*Data listing:*
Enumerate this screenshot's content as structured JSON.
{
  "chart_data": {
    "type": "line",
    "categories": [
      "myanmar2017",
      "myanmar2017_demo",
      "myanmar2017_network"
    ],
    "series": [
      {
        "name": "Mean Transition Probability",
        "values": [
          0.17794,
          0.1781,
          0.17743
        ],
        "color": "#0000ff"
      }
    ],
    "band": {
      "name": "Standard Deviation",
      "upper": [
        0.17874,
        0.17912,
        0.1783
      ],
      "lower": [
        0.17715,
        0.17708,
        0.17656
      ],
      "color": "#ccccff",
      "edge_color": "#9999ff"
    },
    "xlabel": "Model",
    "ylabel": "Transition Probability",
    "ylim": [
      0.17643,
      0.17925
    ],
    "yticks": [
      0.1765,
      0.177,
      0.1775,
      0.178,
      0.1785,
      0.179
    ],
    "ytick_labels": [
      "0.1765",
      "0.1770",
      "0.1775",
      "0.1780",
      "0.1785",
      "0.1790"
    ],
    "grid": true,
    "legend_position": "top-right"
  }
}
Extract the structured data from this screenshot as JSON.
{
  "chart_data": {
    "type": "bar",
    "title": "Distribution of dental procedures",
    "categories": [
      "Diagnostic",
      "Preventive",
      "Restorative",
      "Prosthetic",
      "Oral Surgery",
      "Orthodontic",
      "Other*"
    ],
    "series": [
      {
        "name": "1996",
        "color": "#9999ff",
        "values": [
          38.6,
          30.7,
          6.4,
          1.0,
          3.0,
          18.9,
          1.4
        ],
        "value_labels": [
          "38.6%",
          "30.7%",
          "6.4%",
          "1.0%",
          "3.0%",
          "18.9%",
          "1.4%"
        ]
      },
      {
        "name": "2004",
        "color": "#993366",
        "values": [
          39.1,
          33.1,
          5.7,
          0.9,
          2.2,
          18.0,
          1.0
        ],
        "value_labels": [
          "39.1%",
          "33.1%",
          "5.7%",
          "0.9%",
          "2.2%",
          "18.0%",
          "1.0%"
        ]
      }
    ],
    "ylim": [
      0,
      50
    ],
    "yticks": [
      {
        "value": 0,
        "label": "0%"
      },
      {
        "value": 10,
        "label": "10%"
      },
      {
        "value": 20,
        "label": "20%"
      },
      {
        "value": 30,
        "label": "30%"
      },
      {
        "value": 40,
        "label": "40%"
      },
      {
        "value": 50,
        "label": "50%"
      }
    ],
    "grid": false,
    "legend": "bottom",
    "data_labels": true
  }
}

*What to produce:* Gather each line from the entries above that includes the word "Transition".

*Expected answer:*
        "name": "Mean Transition Probability",
    "ylabel": "Transition Probability",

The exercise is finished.